━━ TASK INPUTS ━━

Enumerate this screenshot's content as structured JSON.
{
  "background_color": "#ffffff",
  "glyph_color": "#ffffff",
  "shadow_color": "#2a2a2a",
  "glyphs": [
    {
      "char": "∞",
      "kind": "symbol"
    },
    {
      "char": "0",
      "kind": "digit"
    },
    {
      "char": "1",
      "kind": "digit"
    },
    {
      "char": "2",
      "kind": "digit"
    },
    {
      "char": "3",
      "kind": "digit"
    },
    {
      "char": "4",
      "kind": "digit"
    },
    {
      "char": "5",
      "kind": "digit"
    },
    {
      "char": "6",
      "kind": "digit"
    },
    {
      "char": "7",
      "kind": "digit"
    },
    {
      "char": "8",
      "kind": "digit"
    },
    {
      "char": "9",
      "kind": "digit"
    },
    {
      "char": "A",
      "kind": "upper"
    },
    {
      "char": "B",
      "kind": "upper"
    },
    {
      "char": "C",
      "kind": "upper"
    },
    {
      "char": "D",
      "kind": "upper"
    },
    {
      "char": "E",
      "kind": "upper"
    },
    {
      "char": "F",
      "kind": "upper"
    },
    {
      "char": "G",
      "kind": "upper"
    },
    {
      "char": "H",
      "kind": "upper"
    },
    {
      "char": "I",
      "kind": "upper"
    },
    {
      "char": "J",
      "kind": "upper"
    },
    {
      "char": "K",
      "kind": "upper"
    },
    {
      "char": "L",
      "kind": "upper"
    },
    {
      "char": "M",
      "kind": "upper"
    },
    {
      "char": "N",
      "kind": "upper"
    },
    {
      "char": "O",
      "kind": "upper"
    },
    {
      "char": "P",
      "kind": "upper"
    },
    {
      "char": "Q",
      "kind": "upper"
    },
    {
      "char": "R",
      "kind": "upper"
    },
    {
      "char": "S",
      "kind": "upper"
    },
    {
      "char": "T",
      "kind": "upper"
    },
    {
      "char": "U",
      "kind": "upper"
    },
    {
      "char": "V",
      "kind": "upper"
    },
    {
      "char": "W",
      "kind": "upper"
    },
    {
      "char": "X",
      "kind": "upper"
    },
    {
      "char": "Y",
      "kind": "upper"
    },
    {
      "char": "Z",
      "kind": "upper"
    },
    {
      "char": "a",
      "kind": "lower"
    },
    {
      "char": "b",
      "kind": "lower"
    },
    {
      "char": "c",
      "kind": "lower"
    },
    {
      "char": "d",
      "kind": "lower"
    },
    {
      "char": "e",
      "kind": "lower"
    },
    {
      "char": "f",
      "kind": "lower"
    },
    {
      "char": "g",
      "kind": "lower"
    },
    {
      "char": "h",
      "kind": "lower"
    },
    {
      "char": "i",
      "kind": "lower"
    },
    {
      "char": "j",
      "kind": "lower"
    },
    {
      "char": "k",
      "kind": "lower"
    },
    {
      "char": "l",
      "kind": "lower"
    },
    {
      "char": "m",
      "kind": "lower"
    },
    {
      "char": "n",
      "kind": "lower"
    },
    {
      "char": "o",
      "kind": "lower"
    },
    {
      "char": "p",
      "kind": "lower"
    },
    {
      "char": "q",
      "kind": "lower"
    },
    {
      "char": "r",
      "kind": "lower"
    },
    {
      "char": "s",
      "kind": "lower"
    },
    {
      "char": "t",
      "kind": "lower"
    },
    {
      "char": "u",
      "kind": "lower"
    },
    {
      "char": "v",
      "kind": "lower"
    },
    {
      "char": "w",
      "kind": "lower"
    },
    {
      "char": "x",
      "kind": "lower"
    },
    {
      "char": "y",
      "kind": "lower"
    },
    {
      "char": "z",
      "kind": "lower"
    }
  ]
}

━━━

=== THE EXERCISE ===
Copy out the whole listing exactly.

=== RESULT BELOW ===
Enumerate this screenshot's content as structured JSON.
{
  "background_color": "#ffffff",
  "glyph_color": "#ffffff",
  "shadow_color": "#2a2a2a",
  "glyphs": [
    {
      "char": "∞",
      "kind": "symbol"
    },
    {
      "char": "0",
      "kind": "digit"
    },
    {
      "char": "1",
      "kind": "digit"
    },
    {
      "char": "2",
      "kind": "digit"
    },
    {
      "char": "3",
      "kind": "digit"
    },
    {
      "char": "4",
      "kind": "digit"
    },
    {
      "char": "5",
      "kind": "digit"
    },
    {
      "char": "6",
      "kind": "digit"
    },
    {
      "char": "7",
      "kind": "digit"
    },
    {
      "char": "8",
      "kind": "digit"
    },
    {
      "char": "9",
      "kind": "digit"
    },
    {
      "char": "A",
      "kind": "upper"
    },
    {
      "char": "B",
      "kind": "upper"
    },
    {
      "char": "C",
      "kind": "upper"
    },
    {
      "char": "D",
      "kind": "upper"
    },
    {
      "char": "E",
      "kind": "upper"
    },
    {
      "char": "F",
      "kind": "upper"
    },
    {
      "char": "G",
      "kind": "upper"
    },
    {
      "char": "H",
      "kind": "upper"
    },
    {
      "char": "I",
      "kind": "upper"
    },
    {
      "char": "J",
      "kind": "upper"
    },
    {
      "char": "K",
      "kind": "upper"
    },
    {
      "char": "L",
      "kind": "upper"
    },
    {
      "char": "M",
      "kind": "upper"
    },
    {
      "char": "N",
      "kind": "upper"
    },
    {
      "char": "O",
      "kind": "upper"
    },
    {
      "char": "P",
      "kind": "upper"
    },
    {
      "char": "Q",
      "kind": "upper"
    },
    {
      "char": "R",
      "kind": "upper"
    },
    {
      "char": "S",
      "kind": "upper"
    },
    {
      "char": "T",
      "kind": "upper"
    },
    {
      "char": "U",
      "kind": "upper"
    },
    {
      "char": "V",
      "kind": "upper"
    },
    {
      "char": "W",
      "kind": "upper"
    },
    {
      "char": "X",
      "kind": "upper"
    },
    {
      "char": "Y",
      "kind": "upper"
    },
    {
      "char": "Z",
      "kind": "upper"
    },
    {
      "char": "a",
      "kind": "lower"
    },
    {
      "char": "b",
      "kind": "lower"
    },
    {
      "char": "c",
      "kind": "lower"
    },
    {
      "char": "d",
      "kind": "lower"
    },
    {
      "char": "e",
      "kind": "lower"
    },
    {
      "char": "f",
      "kind": "lower"
    },
    {
      "char": "g",
      "kind": "lower"
    },
    {
      "char": "h",
      "kind": "lower"
    },
    {
      "char": "i",
      "kind": "lower"
    },
    {
      "char": "j",
      "kind": "lower"
    },
    {
      "char": "k",
      "kind": "lower"
    },
    {
      "char": "l",
      "kind": "lower"
    },
    {
      "char": "m",
      "kind": "lower"
    },
    {
      "char": "n",
      "kind": "lower"
    },
    {
      "char": "o",
      "kind": "lower"
    },
    {
      "char": "p",
      "kind": "lower"
    },
    {
      "char": "q",
      "kind": "lower"
    },
    {
      "char": "r",
      "kind": "lower"
    },
    {
      "char": "s",
      "kind": "lower"
    },
    {
      "char": "t",
      "kind": "lower"
    },
    {
      "char": "u",
      "kind": "lower"
    },
    {
      "char": "v",
      "kind": "lower"
    },
    {
      "char": "w",
      "kind": "lower"
    },
    {
      "char": "x",
      "kind": "lower"
    },
    {
      "char": "y",
      "kind": "lower"
    },
    {
      "char": "z",
      "kind": "lower"
    }
  ]
}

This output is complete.